::: Exercise materials :::

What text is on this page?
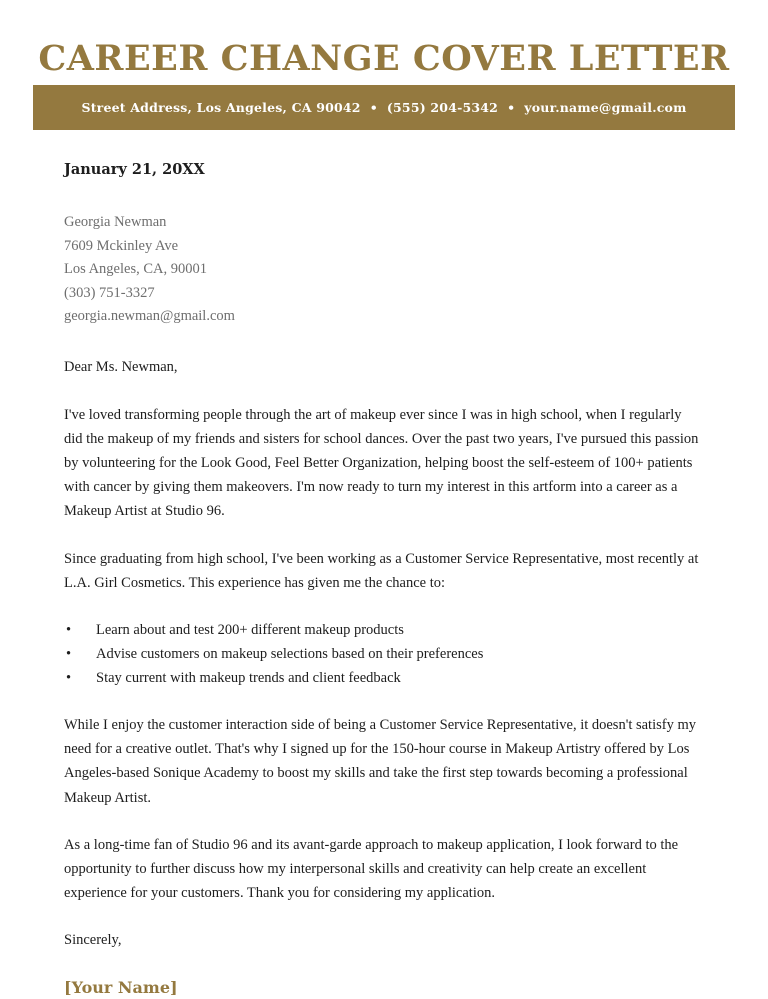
CAREER CHANGE COVER LETTER
Street Address, Los Angeles, CA 90042 • (555) 204-5342 • your.name@gmail.com
January 21, 20XX
Georgia Newman
7609 Mckinley Ave
Los Angeles, CA, 90001
(303) 751-3327
georgia.newman@gmail.com
Dear Ms. Newman,

I've loved transforming people through the art of makeup ever since I was in high school, when I regularly did the makeup of my friends and sisters for school dances. Over the past two years, I've pursued this passion by volunteering for the Look Good, Feel Better Organization, helping boost the self-esteem of 100+ patients with cancer by giving them makeovers. I'm now ready to turn my interest in this artform into a career as a Makeup Artist at Studio 96.

Since graduating from high school, I've been working as a Customer Service Representative, most recently at L.A. Girl Cosmetics. This experience has given me the chance to:

• Learn about and test 200+ different makeup products
• Advise customers on makeup selections based on their preferences
• Stay current with makeup trends and client feedback

While I enjoy the customer interaction side of being a Customer Service Representative, it doesn't satisfy my need for a creative outlet. That's why I signed up for the 150-hour course in Makeup Artistry offered by Los Angeles-based Sonique Academy to boost my skills and take the first step towards becoming a professional Makeup Artist.

As a long-time fan of Studio 96 and its avant-garde approach to makeup application, I look forward to the opportunity to further discuss how my interpersonal skills and creativity can help create an excellent experience for your customers. Thank you for considering my application.

Sincerely,
[Your Name]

:::

Your task: When a line of the entries above contains the word "Representative", include it in a tally, then give that tally alone.

Task output: 2